Entrées d'un jeu de données:
━━━━━━━━━━━━━━━━

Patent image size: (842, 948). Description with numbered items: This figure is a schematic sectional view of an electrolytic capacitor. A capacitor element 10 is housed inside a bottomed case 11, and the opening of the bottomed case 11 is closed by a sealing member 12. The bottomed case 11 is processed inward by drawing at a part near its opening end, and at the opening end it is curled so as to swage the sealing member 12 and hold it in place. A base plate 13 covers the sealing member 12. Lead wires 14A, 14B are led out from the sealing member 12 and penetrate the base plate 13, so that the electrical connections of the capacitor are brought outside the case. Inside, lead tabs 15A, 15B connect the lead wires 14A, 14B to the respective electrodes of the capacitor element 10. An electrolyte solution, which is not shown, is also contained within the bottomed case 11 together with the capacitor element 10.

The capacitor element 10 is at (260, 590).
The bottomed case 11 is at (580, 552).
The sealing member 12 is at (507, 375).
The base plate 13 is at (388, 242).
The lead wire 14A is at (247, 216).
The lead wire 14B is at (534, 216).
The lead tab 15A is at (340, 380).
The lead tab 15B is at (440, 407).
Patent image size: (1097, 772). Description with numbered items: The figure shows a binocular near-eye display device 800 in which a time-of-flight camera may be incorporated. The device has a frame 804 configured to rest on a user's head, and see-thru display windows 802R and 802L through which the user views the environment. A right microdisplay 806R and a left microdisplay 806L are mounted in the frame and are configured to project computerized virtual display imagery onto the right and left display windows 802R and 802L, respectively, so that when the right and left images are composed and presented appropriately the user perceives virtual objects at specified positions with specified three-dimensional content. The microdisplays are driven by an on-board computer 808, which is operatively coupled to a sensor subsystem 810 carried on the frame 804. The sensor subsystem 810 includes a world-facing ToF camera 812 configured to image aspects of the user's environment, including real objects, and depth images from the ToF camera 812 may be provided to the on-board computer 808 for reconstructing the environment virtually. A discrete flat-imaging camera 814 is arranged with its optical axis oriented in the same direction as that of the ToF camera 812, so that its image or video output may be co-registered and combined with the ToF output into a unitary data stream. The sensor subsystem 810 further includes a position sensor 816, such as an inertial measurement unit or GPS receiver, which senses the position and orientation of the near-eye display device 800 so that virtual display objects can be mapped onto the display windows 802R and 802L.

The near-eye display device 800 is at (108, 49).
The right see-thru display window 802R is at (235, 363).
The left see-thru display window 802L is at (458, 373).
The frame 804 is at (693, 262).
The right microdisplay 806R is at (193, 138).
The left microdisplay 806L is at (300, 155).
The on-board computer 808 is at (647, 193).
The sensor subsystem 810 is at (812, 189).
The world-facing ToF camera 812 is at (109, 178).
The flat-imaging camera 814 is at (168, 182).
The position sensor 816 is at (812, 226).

━━━━━━━━━━━━━━━━

Consigne:
Recopiez les entrées à l'identique, s'il vous plaît, en commençant au tout début et en vous arrêtant après la ligne qui contient « The lead tab 15B is at (440, 407). ».

Réponse:
Patent image size: (842, 948). Description with numbered items: This figure is a schematic sectional view of an electrolytic capacitor. A capacitor element 10 is housed inside a bottomed case 11, and the opening of the bottomed case 11 is closed by a sealing member 12. The bottomed case 11 is processed inward by drawing at a part near its opening end, and at the opening end it is curled so as to swage the sealing member 12 and hold it in place. A base plate 13 covers the sealing member 12. Lead wires 14A, 14B are led out from the sealing member 12 and penetrate the base plate 13, so that the electrical connections of the capacitor are brought outside the case. Inside, lead tabs 15A, 15B connect the lead wires 14A, 14B to the respective electrodes of the capacitor element 10. An electrolyte solution, which is not shown, is also contained within the bottomed case 11 together with the capacitor element 10.

The capacitor element 10 is at (260, 590).
The bottomed case 11 is at (580, 552).
The sealing member 12 is at (507, 375).
The base plate 13 is at (388, 242).
The lead wire 14A is at (247, 216).
The lead wire 14B is at (534, 216).
The lead tab 15A is at (340, 380).
The lead tab 15B is at (440, 407).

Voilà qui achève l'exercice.